AIM: Scan the records for the string "JSON"; copy each line where it occurs.

ITEMS:
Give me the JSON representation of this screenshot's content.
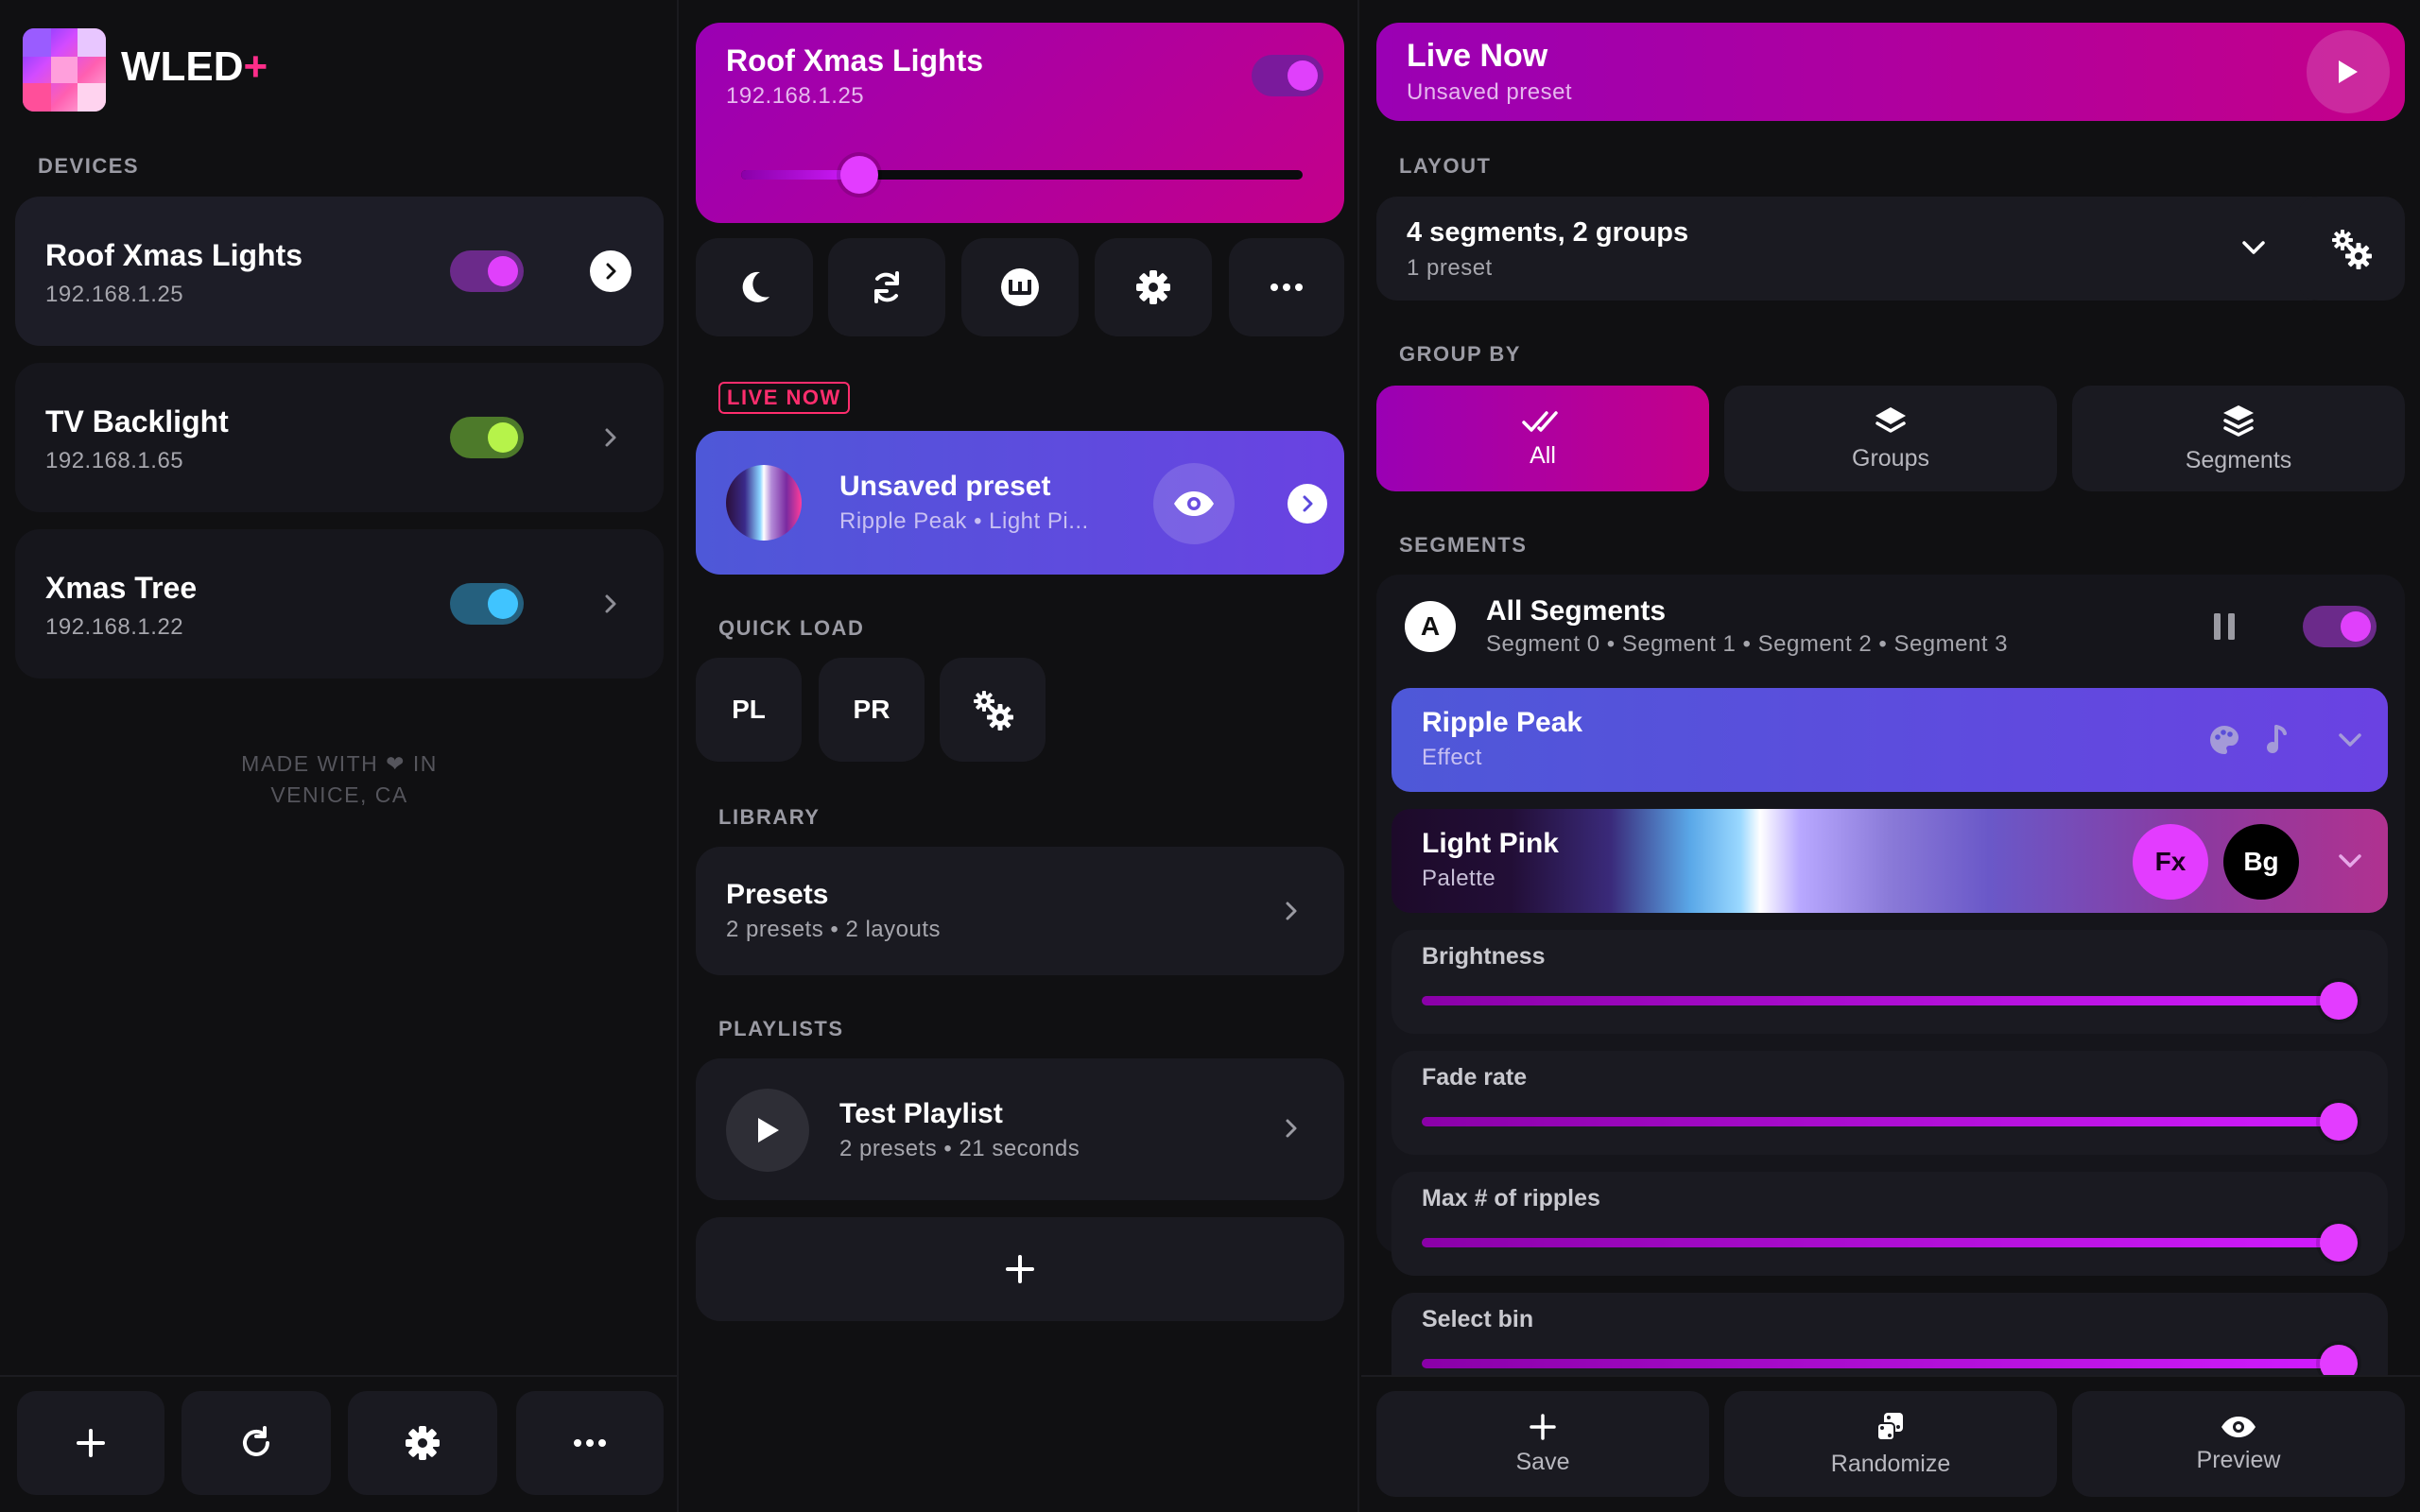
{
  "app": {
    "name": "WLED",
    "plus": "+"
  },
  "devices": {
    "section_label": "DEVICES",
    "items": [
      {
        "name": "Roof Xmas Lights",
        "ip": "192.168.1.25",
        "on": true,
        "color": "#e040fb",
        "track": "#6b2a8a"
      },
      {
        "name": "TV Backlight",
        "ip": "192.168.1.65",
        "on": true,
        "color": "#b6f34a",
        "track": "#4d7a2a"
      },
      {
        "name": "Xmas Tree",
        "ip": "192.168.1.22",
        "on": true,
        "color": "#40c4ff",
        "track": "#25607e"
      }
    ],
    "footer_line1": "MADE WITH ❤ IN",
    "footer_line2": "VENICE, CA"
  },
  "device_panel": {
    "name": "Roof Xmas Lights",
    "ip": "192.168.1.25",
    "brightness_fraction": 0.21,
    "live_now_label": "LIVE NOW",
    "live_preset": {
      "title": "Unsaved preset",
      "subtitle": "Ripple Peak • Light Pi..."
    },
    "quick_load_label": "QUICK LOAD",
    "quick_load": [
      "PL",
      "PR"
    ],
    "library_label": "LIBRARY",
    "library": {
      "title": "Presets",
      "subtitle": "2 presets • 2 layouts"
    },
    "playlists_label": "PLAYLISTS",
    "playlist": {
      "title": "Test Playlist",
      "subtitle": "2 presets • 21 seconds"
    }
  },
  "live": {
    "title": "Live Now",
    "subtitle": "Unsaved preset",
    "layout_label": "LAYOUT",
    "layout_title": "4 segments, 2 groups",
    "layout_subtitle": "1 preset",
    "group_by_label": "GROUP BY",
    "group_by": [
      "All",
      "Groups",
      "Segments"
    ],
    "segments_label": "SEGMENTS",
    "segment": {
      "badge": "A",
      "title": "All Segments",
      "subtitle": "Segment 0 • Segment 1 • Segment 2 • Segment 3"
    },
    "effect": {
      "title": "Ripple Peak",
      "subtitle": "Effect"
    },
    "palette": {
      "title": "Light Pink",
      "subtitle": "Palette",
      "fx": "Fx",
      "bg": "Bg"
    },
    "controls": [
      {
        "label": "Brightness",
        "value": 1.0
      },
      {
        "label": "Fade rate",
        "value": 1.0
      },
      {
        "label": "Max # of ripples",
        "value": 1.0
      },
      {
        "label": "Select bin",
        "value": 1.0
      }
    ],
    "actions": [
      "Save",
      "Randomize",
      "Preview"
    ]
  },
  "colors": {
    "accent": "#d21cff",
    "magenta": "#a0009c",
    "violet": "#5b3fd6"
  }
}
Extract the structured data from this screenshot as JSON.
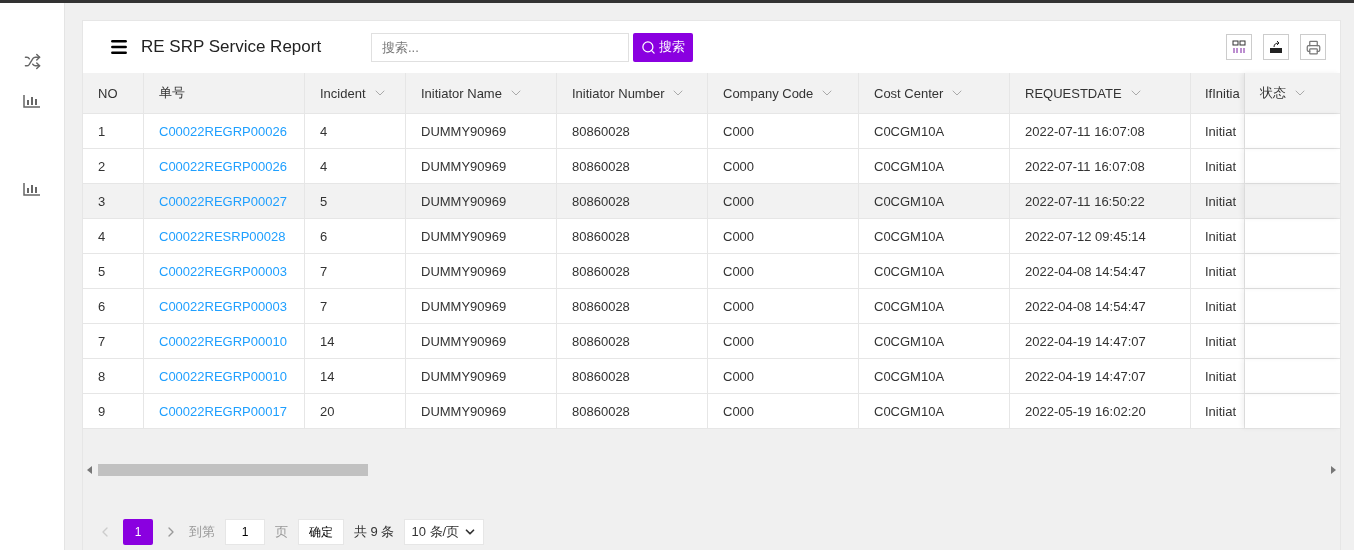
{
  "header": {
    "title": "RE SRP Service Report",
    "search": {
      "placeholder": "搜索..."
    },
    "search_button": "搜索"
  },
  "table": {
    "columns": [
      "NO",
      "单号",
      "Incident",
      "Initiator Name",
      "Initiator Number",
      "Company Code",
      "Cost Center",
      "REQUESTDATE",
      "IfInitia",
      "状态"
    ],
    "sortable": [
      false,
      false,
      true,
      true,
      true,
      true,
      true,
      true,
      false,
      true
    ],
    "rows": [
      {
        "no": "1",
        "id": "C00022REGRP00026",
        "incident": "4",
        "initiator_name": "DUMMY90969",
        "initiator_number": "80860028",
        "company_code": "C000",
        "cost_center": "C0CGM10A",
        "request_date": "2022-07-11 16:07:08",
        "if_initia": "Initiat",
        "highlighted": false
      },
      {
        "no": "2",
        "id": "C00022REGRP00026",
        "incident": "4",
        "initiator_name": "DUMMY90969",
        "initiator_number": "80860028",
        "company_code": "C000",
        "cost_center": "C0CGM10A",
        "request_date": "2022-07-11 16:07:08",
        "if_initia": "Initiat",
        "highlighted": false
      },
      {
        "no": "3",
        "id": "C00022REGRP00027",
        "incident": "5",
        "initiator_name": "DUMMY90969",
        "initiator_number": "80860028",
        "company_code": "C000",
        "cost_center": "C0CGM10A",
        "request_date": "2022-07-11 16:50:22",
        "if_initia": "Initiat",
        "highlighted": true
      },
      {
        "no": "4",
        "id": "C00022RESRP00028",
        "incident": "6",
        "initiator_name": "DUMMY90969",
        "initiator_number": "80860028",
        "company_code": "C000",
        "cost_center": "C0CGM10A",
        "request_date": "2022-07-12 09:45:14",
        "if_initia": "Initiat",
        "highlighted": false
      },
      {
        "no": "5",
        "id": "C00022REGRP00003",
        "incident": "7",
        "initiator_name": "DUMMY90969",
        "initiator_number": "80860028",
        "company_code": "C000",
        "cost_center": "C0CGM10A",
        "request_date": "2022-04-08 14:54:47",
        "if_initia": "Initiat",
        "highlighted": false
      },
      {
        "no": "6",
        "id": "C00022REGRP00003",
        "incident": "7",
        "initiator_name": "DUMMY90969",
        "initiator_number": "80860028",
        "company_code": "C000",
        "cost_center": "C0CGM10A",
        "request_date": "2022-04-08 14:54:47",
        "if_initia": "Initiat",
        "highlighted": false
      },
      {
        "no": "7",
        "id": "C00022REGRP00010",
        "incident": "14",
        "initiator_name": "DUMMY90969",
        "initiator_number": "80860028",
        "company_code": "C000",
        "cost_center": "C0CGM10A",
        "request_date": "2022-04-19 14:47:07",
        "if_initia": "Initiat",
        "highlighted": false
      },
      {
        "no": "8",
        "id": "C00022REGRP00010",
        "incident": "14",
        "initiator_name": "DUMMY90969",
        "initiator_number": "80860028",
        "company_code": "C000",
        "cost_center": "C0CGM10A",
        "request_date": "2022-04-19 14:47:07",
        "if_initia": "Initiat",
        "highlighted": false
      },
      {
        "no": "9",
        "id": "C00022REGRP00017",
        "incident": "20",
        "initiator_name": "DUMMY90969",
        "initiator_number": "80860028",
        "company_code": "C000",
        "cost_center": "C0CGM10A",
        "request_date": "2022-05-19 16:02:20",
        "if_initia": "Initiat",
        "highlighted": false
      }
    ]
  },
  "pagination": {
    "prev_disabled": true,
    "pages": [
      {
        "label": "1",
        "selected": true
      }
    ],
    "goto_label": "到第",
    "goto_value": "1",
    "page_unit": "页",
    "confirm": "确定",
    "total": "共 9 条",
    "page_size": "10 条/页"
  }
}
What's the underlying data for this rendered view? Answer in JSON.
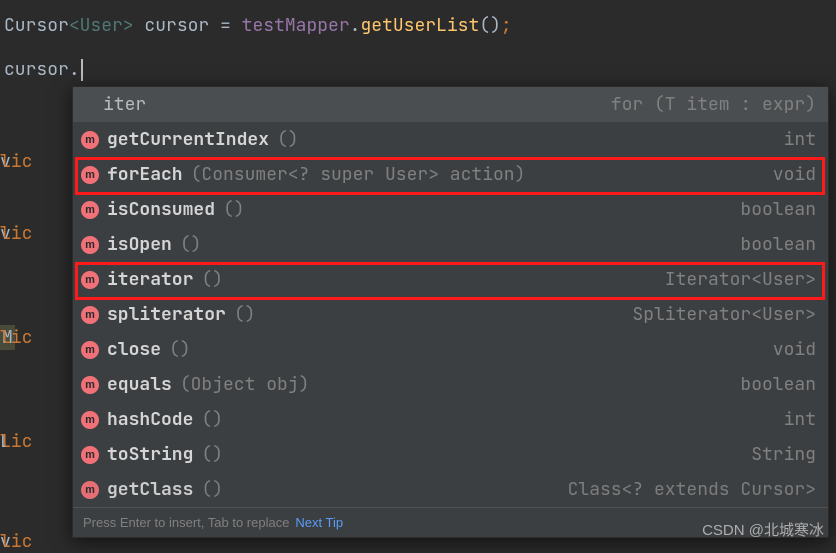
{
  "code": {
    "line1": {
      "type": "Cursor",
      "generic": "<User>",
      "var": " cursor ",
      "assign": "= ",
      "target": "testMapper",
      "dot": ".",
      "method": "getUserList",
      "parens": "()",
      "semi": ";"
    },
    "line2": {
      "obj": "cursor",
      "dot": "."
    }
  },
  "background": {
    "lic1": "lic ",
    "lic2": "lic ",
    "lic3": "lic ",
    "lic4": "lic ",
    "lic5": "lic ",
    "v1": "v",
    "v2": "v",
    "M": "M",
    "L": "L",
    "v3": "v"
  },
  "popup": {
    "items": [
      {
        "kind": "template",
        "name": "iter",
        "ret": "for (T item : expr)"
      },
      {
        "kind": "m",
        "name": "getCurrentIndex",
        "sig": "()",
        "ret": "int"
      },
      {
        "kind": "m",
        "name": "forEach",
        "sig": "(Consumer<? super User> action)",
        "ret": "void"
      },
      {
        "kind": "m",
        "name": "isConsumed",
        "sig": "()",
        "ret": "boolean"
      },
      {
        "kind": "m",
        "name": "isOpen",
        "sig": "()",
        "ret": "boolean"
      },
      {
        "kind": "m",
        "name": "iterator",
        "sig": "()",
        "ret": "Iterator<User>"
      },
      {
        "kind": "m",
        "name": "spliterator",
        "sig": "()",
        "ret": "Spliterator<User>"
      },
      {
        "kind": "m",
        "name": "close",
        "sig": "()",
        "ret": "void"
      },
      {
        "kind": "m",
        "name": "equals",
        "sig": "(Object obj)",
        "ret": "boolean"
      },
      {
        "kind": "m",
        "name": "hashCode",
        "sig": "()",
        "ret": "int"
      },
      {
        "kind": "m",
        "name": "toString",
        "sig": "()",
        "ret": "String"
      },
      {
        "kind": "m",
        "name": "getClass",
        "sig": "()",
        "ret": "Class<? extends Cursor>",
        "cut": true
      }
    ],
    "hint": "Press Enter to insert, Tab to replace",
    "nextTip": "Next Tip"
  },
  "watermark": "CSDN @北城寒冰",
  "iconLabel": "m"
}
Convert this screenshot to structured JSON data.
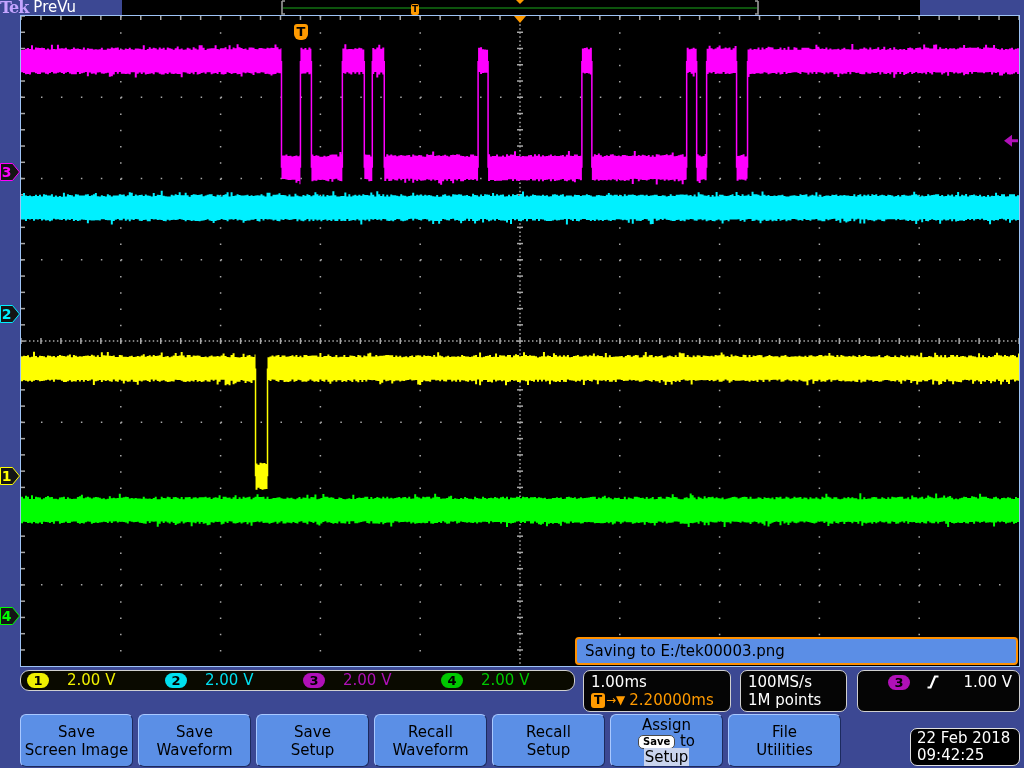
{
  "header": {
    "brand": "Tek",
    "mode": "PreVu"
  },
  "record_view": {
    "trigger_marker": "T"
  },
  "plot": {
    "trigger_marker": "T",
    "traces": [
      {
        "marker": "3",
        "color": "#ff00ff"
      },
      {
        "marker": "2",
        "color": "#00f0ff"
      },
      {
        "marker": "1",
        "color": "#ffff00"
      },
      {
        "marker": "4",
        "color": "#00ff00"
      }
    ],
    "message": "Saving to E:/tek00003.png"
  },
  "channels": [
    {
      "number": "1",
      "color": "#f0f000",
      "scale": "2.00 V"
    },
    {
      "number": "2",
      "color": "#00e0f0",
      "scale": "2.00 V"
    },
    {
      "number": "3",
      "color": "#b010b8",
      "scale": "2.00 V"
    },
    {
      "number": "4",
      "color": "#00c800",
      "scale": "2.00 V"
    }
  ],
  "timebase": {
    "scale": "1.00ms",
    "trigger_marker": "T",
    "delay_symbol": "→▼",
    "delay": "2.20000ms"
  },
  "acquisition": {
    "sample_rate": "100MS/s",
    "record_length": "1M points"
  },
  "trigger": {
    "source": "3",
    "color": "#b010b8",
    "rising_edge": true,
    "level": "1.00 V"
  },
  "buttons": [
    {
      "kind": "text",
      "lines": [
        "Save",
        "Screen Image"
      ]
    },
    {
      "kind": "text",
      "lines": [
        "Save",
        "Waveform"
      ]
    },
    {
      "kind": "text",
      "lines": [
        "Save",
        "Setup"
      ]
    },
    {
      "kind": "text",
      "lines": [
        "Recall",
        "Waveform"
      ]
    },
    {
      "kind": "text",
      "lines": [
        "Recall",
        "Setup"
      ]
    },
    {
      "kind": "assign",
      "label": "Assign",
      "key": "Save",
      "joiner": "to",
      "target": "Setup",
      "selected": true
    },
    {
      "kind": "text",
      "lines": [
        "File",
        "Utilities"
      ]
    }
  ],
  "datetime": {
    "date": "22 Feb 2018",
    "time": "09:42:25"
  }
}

THE RESPONSE:
Give me the JSON representation of this screenshot's content.
Extract the structured data from this screenshot as JSON.
What's the underlying data for this rendered view? Answer in JSON.
Convert this screenshot to structured JSON data.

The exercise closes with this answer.